Saved data entries:
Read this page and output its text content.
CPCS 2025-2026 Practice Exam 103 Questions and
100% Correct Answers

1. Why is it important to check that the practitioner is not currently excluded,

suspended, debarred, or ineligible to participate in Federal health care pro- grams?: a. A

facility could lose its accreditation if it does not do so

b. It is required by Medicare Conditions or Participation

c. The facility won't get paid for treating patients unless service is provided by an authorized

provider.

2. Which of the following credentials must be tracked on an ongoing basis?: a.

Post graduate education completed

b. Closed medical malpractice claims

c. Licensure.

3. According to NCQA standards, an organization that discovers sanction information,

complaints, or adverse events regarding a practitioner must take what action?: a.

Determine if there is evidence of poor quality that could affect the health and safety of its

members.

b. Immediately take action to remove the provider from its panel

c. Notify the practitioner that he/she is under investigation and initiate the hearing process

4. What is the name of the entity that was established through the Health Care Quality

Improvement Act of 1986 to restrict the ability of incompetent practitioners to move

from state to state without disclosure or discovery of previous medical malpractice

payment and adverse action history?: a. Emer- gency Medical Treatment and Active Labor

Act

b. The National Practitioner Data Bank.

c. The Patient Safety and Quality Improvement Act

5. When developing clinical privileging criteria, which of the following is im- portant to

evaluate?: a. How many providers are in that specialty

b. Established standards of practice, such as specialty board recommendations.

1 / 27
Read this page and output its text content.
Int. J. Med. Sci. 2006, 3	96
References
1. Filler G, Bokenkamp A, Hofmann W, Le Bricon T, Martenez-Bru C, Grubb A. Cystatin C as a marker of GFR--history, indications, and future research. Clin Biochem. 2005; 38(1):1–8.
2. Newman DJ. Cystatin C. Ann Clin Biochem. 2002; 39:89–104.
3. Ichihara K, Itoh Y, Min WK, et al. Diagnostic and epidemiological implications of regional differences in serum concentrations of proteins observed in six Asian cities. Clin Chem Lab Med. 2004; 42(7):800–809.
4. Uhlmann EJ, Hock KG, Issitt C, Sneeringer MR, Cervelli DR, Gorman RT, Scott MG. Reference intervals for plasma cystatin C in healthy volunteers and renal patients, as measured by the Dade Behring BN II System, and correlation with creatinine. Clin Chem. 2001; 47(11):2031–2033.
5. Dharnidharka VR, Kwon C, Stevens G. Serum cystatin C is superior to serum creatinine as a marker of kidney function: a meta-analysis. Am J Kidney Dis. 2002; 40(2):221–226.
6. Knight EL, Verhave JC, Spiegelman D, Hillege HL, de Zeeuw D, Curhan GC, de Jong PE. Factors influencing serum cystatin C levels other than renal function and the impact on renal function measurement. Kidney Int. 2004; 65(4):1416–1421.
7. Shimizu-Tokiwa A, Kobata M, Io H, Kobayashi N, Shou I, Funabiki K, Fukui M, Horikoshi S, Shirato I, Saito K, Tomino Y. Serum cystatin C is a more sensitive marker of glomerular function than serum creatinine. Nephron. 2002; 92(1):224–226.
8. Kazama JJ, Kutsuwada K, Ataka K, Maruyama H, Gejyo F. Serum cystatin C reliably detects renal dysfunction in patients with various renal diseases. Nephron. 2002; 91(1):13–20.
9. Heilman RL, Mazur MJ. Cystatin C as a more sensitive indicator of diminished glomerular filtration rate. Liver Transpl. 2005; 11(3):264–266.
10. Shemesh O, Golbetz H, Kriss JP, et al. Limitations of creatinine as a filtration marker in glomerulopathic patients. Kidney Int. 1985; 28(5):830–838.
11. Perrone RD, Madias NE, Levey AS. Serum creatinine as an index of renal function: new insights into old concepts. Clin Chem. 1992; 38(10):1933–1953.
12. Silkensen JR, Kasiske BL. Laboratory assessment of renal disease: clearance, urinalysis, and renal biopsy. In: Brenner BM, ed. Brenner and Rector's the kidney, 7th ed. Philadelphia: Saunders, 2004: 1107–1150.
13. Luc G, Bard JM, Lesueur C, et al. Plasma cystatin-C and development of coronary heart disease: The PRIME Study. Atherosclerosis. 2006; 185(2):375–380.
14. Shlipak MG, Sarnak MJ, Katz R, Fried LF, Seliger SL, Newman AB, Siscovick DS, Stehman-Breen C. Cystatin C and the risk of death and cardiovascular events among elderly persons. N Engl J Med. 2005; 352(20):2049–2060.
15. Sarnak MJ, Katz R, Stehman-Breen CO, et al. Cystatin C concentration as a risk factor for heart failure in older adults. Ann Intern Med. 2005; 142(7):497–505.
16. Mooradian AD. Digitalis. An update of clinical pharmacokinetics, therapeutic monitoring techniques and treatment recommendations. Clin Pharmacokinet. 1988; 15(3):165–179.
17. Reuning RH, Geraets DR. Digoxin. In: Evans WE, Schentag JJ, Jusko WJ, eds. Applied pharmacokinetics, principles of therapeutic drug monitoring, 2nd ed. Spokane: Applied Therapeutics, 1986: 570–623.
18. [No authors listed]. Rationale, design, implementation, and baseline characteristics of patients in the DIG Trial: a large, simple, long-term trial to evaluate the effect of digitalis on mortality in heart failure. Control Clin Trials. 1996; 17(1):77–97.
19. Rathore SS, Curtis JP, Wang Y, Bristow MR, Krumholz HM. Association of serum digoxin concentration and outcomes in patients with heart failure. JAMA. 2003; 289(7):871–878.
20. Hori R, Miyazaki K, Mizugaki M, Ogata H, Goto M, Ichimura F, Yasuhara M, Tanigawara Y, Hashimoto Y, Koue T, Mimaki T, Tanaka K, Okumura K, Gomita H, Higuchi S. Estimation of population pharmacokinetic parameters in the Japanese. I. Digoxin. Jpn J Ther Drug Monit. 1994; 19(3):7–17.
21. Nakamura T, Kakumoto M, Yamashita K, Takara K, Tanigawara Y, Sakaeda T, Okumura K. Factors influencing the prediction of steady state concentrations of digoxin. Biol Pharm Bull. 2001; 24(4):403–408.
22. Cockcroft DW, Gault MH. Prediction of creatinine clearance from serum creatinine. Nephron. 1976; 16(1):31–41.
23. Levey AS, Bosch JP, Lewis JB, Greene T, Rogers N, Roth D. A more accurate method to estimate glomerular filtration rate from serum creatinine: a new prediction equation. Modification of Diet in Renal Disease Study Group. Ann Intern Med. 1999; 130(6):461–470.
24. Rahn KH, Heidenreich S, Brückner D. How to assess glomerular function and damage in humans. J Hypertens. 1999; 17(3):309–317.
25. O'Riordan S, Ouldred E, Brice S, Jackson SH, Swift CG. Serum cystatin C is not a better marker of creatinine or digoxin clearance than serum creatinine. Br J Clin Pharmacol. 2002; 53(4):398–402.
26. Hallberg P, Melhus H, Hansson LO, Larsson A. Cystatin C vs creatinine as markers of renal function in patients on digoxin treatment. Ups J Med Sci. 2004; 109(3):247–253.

Task brief:
Look through the records and gather each line with the word "Breen".

Result of the exercise:
14. Shlipak MG, Sarnak MJ, Katz R, Fried LF, Seliger SL, Newman AB, Siscovick DS, Stehman-Breen C. Cystatin C and the risk of death and cardiovascular events among elderly persons. N Engl J Med. 2005; 352(20):2049–2060.
15. Sarnak MJ, Katz R, Stehman-Breen CO, et al. Cystatin C concentration as a risk factor for heart failure in older adults. Ann Intern Med. 2005; 142(7):497–505.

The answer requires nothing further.